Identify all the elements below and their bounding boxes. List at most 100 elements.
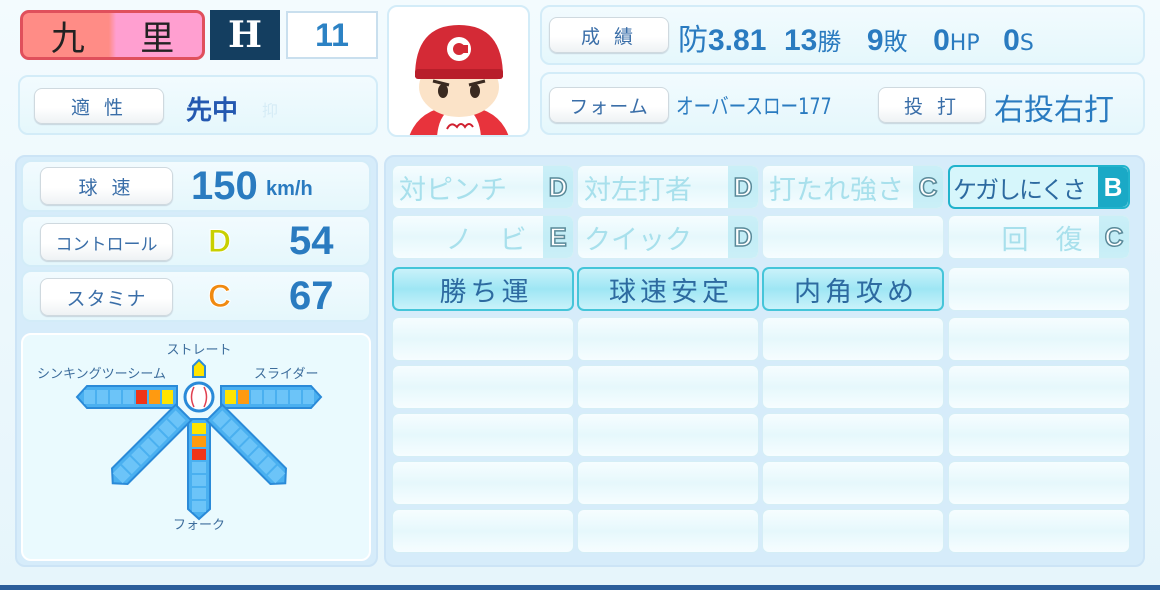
- era-prefix: 防: [678, 23, 708, 58]
- empty-ability-slot[interactable]: [577, 461, 759, 505]
- ability-cell[interactable]: 対ピンチ D: [392, 165, 574, 209]
- sinker-level-cell: [136, 390, 147, 404]
- empty-ability-slot[interactable]: [948, 365, 1130, 409]
- lower-right-pitch-level-cell: [249, 447, 267, 465]
- empty-ability-slot[interactable]: [948, 267, 1130, 311]
- empty-ability-slot[interactable]: [577, 365, 759, 409]
- slider-label: スライダー: [254, 367, 318, 382]
- speed-value: 150: [191, 164, 258, 208]
- slider-level-cell: [290, 390, 301, 404]
- hand-label: 投 打: [878, 87, 986, 123]
- saves-value: 0: [1003, 24, 1020, 57]
- ability-cell[interactable]: 勝ち運: [392, 267, 574, 311]
- fork-level-cell: [192, 462, 206, 473]
- empty-ability-slot[interactable]: [762, 317, 944, 361]
- lower-right-pitch-level-cell: [267, 465, 286, 484]
- team-logo: H: [210, 10, 280, 60]
- empty-ability-slot[interactable]: [392, 317, 574, 361]
- ability-cell[interactable]: ケガしにくさ B: [948, 165, 1130, 209]
- ability-cell[interactable]: 球速安定: [577, 267, 759, 311]
- ability-grade: D: [728, 216, 758, 258]
- slider-level-cell: [251, 390, 262, 404]
- lower-left-pitch-level-cell: [149, 428, 168, 447]
- fork-level-cell: [192, 449, 206, 460]
- ability-grade: D: [543, 166, 573, 208]
- empty-ability-slot[interactable]: [948, 509, 1130, 553]
- stamina-label: スタミナ: [40, 278, 173, 316]
- era-value: 3.81: [708, 24, 767, 57]
- player-portrait: [387, 5, 530, 137]
- aptitude-value: 先中: [186, 96, 239, 126]
- ability-grade: C: [913, 166, 943, 208]
- fork-arm: [187, 418, 211, 521]
- ability-name: 球速安定: [609, 276, 733, 308]
- lower-left-pitch-level-cell: [167, 410, 186, 429]
- ability-grade: D: [728, 166, 758, 208]
- aptitude-label: 適 性: [34, 88, 164, 124]
- abilities-panel: 対ピンチ D 対左打者 D 打たれ強さ C ケガしにくさ B ノ ビ E クイック D 回 復 C 勝ち運 球…: [384, 155, 1145, 567]
- sinker-level-cell: [149, 390, 160, 404]
- empty-ability-slot[interactable]: [948, 413, 1130, 457]
- sinker-level-cell: [110, 390, 121, 404]
- empty-ability-slot[interactable]: [577, 509, 759, 553]
- control-grade: D: [207, 223, 232, 260]
- empty-ability-slot[interactable]: [392, 413, 574, 457]
- empty-ability-slot[interactable]: [392, 509, 574, 553]
- sinker-level-cell: [84, 390, 95, 404]
- aptitude-panel: 適 性 先中 抑: [18, 75, 378, 135]
- basic-stats-panel: 球 速 150 km/h コントロール D 54 スタミナ C 67 ストレート…: [15, 155, 378, 567]
- hand-value: 右投右打: [994, 93, 1114, 128]
- form-value: オーバースロー177: [676, 95, 832, 120]
- empty-ability-slot[interactable]: [392, 365, 574, 409]
- empty-ability-slot[interactable]: [577, 413, 759, 457]
- speed-unit: km/h: [266, 178, 313, 200]
- baseball-seam-icon: [190, 386, 208, 408]
- form-label: フォーム: [549, 87, 669, 123]
- player-name-second: 里: [140, 18, 175, 59]
- slider-level-cell: [277, 390, 288, 404]
- stamina-grade: C: [207, 278, 232, 315]
- ability-name: 勝ち運: [439, 276, 533, 308]
- ability-name: クイック: [584, 224, 692, 256]
- slider-level-cell: [264, 390, 275, 404]
- empty-ability-slot[interactable]: [762, 509, 944, 553]
- control-value: 54: [289, 219, 334, 263]
- ability-cell[interactable]: 打たれ強さ C: [762, 165, 944, 209]
- empty-ability-slot[interactable]: [762, 215, 944, 259]
- losses-value: 9: [866, 24, 884, 57]
- player-name-first: 九: [50, 18, 85, 59]
- slider-level-cell: [238, 390, 249, 404]
- empty-ability-slot[interactable]: [948, 317, 1130, 361]
- holds-suffix: HP: [949, 31, 980, 56]
- record-panel: 成 績 防3.81 13勝 9敗 0HP 0S: [540, 5, 1145, 65]
- baseball-icon: [183, 381, 215, 413]
- fork-level-cell: [192, 488, 206, 499]
- sinker-level-cell: [97, 390, 108, 404]
- lower-right-pitch-level-cell: [240, 438, 258, 456]
- ability-cell[interactable]: 対左打者 D: [577, 165, 759, 209]
- slider-level-cell: [303, 390, 314, 404]
- empty-ability-slot[interactable]: [762, 413, 944, 457]
- empty-ability-slot[interactable]: [762, 461, 944, 505]
- lower-right-pitch-level-cell: [230, 428, 249, 447]
- stamina-value: 67: [289, 274, 334, 318]
- losses-suffix: 敗: [883, 28, 908, 56]
- empty-ability-slot[interactable]: [392, 461, 574, 505]
- control-row: コントロール D 54: [21, 215, 371, 267]
- ability-cell[interactable]: クイック D: [577, 215, 759, 259]
- fork-level-cell: [192, 436, 206, 447]
- empty-ability-slot[interactable]: [762, 365, 944, 409]
- lower-left-pitch-level-cell: [140, 438, 158, 456]
- empty-ability-slot[interactable]: [577, 317, 759, 361]
- fork-level-cell: [192, 423, 206, 434]
- ability-cell[interactable]: 内角攻め: [762, 267, 944, 311]
- lower-left-pitch-arm: [111, 403, 193, 485]
- stamina-row: スタミナ C 67: [21, 270, 371, 322]
- ability-name: ノ ビ: [445, 224, 527, 256]
- record-label: 成 績: [549, 17, 669, 53]
- speed-label: 球 速: [40, 167, 173, 205]
- fork-level-cell: [192, 475, 206, 486]
- empty-ability-slot[interactable]: [948, 461, 1130, 505]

####

WHAT THIS TASK INVOLVES:
Format every line of the material above as a Markdown table with a Row column holding the row number and a Line column holding the line itself, leaving out blank lines and any pictures.

RESPONSE TO THIS TASK:
| Row | Line |
|---|---|
| 1 | Identify all the elements below and their bounding boxes. List at most 100 elements. |
| 2 | - era-prefix: 防: [678, 23, 708, 58] |
| 3 | - empty-ability-slot[interactable]: [577, 461, 759, 505] |
| 4 | - ability-cell[interactable]: 対ピンチ D: [392, 165, 574, 209] |
| 5 | - sinker-level-cell: [136, 390, 147, 404] |
| 6 | - empty-ability-slot[interactable]: [948, 365, 1130, 409] |
| 7 | - lower-right-pitch-level-cell: [249, 447, 267, 465] |
| 8 | - empty-ability-slot[interactable]: [948, 267, 1130, 311] |
| 9 | - empty-ability-slot[interactable]: [577, 365, 759, 409] |
| 10 | - slider-label: スライダー: [254, 367, 318, 382] |
| 11 | - speed-value: 150: [191, 164, 258, 208] |
| 12 | - slider-level-cell: [290, 390, 301, 404] |
| 13 | - hand-label: 投 打: [878, 87, 986, 123] |
| 14 | - saves-value: 0: [1003, 24, 1020, 57] |
| 15 | - ability-cell[interactable]: 勝ち運: [392, 267, 574, 311] |
| 16 | - fork-level-cell: [192, 462, 206, 473] |
| 17 | - empty-ability-slot[interactable]: [762, 317, 944, 361] |
| 18 | - lower-right-pitch-level-cell: [267, 465, 286, 484] |
| 19 | - team-logo: H: [210, 10, 280, 60] |
| 20 | - empty-ability-slot[interactable]: [392, 317, 574, 361] |
| 21 | - ability-cell[interactable]: ケガしにくさ B: [948, 165, 1130, 209] |
| 22 | - ability-cell[interactable]: 球速安定: [577, 267, 759, 311] |
| 23 | - ability-grade: D: [728, 216, 758, 258] |
| 24 | - slider-level-cell: [251, 390, 262, 404] |
| 25 | - lower-left-pitch-level-cell: [149, 428, 168, 447] |
| 26 | - fork-level-cell: [192, 449, 206, 460] |
| 27 | - ability-grade: D: [543, 166, 573, 208] |
| 28 | - empty-ability-slot[interactable]: [948, 509, 1130, 553] |
| 29 | - stamina-label: スタミナ: [40, 278, 173, 316] |
| 30 | - era-value: 3.81: [708, 24, 767, 57] |
| 31 | - player-portrait: [387, 5, 530, 137] |
| 32 | - aptitude-value: 先中: [186, 96, 239, 126] |
| 33 | - ability-grade: C: [913, 166, 943, 208] |
| 34 | - fork-arm: [187, 418, 211, 521] |
| 35 | - ability-name: 球速安定: [609, 276, 733, 308] |
| 36 | - lower-left-pitch-level-cell: [167, 410, 186, 429] |
| 37 | - ability-grade: D: [728, 166, 758, 208] |
| 38 | - aptitude-label: 適 性: [34, 88, 164, 124] |
| 39 | - abilities-panel: 対ピンチ D 対左打者 D 打たれ強さ C ケガしにくさ B ノ ビ E クイック D 回 復 C 勝ち運 球…: [384, 155, 1145, 567] |
| 40 | - sinker-level-cell: [149, 390, 160, 404] |
| 41 | - empty-ability-slot[interactable]: [948, 413, 1130, 457] |
| 42 | - sinker-level-cell: [110, 390, 121, 404] |
| 43 | - empty-ability-slot[interactable]: [577, 509, 759, 553] |
| 44 | - control-grade: D: [207, 223, 232, 260] |
| 45 | - empty-ability-slot[interactable]: [392, 413, 574, 457] |
| 46 | - empty-ability-slot[interactable]: [392, 509, 574, 553] |
| 47 | - sinker-level-cell: [84, 390, 95, 404] |
| 48 | - aptitude-panel: 適 性 先中 抑: [18, 75, 378, 135] |
| 49 | - basic-stats-panel: 球 速 150 km/h コントロール D 54 スタミナ C 67 ストレート…: [15, 155, 378, 567] |
| 50 | - hand-value: 右投右打: [994, 93, 1114, 128] |
| 51 | - form-value: オーバースロー177: [676, 95, 832, 120] |
| 52 | - empty-ability-slot[interactable]: [392, 365, 574, 409] |
| 53 | - empty-ability-slot[interactable]: [577, 413, 759, 457] |
| 54 | - speed-unit: km/h: [266, 178, 313, 200] |
| 55 | - baseball-seam-icon: [190, 386, 208, 408] |
| 56 | - form-label: フォーム: [549, 87, 669, 123] |
| 57 | - player-name-second: 里: [140, 18, 175, 59] |
| 58 | - slider-level-cell: [277, 390, 288, 404] |
| 59 | - stamina-grade: C: [207, 278, 232, 315] |
| 60 | - ability-name: 勝ち運: [439, 276, 533, 308] |
| 61 | - ability-name: クイック: [584, 224, 692, 256] |
| 62 | - slider-level-cell: [264, 390, 275, 404] |
| 63 | - empty-ability-slot[interactable]: [762, 509, 944, 553] |
| 64 | - control-value: 54: [289, 219, 334, 263] |
| 65 | - ability-cell[interactable]: 打たれ強さ C: [762, 165, 944, 209] |
| 66 | - empty-ability-slot[interactable]: [762, 215, 944, 259] |
| 67 | - losses-value: 9: [866, 24, 884, 57] |
| 68 | - player-name-first: 九: [50, 18, 85, 59] |
| 69 | - slider-level-cell: [238, 390, 249, 404] |
| 70 | - empty-ability-slot[interactable]: [948, 317, 1130, 361] |
| 71 | - holds-suffix: HP: [949, 31, 980, 56] |
| 72 | - record-panel: 成 績 防3.81 13勝 9敗 0HP 0S: [540, 5, 1145, 65] |
| 73 | - baseball-icon: [183, 381, 215, 413] |
| 74 | - fork-level-cell: [192, 488, 206, 499] |
| 75 | - sinker-level-cell: [97, 390, 108, 404] |
| 76 | - lower-right-pitch-level-cell: [240, 438, 258, 456] |
| 77 | - ability-cell[interactable]: 対左打者 D: [577, 165, 759, 209] |
| 78 | - slider-level-cell: [303, 390, 314, 404] |
| 79 | - empty-ability-slot[interactable]: [762, 413, 944, 457] |
| 80 | - empty-ability-slot[interactable]: [762, 461, 944, 505] |
| 81 | - lower-right-pitch-level-cell: [230, 428, 249, 447] |
| 82 | - stamina-value: 67: [289, 274, 334, 318] |
| 83 | - losses-suffix: 敗: [883, 28, 908, 56] |
| 84 | - empty-ability-slot[interactable]: [392, 461, 574, 505] |
| 85 | - control-row: コントロール D 54: [21, 215, 371, 267] |
| 86 | - ability-cell[interactable]: クイック D: [577, 215, 759, 259] |
| 87 | - fork-level-cell: [192, 436, 206, 447] |
| 88 | - empty-ability-slot[interactable]: [762, 365, 944, 409] |
| 89 | - lower-left-pitch-level-cell: [140, 438, 158, 456] |
| 90 | - empty-ability-slot[interactable]: [577, 317, 759, 361] |
| 91 | - fork-level-cell: [192, 423, 206, 434] |
| 92 | - ability-cell[interactable]: 内角攻め: [762, 267, 944, 311] |
| 93 | - lower-left-pitch-arm: [111, 403, 193, 485] |
| 94 | - stamina-row: スタミナ C 67: [21, 270, 371, 322] |
| 95 | - ability-name: ノ ビ: [445, 224, 527, 256] |
| 96 | - record-label: 成 績: [549, 17, 669, 53] |
| 97 | - speed-label: 球 速: [40, 167, 173, 205] |
| 98 | - fork-level-cell: [192, 475, 206, 486] |
| 99 | - empty-ability-slot[interactable]: [948, 461, 1130, 505] |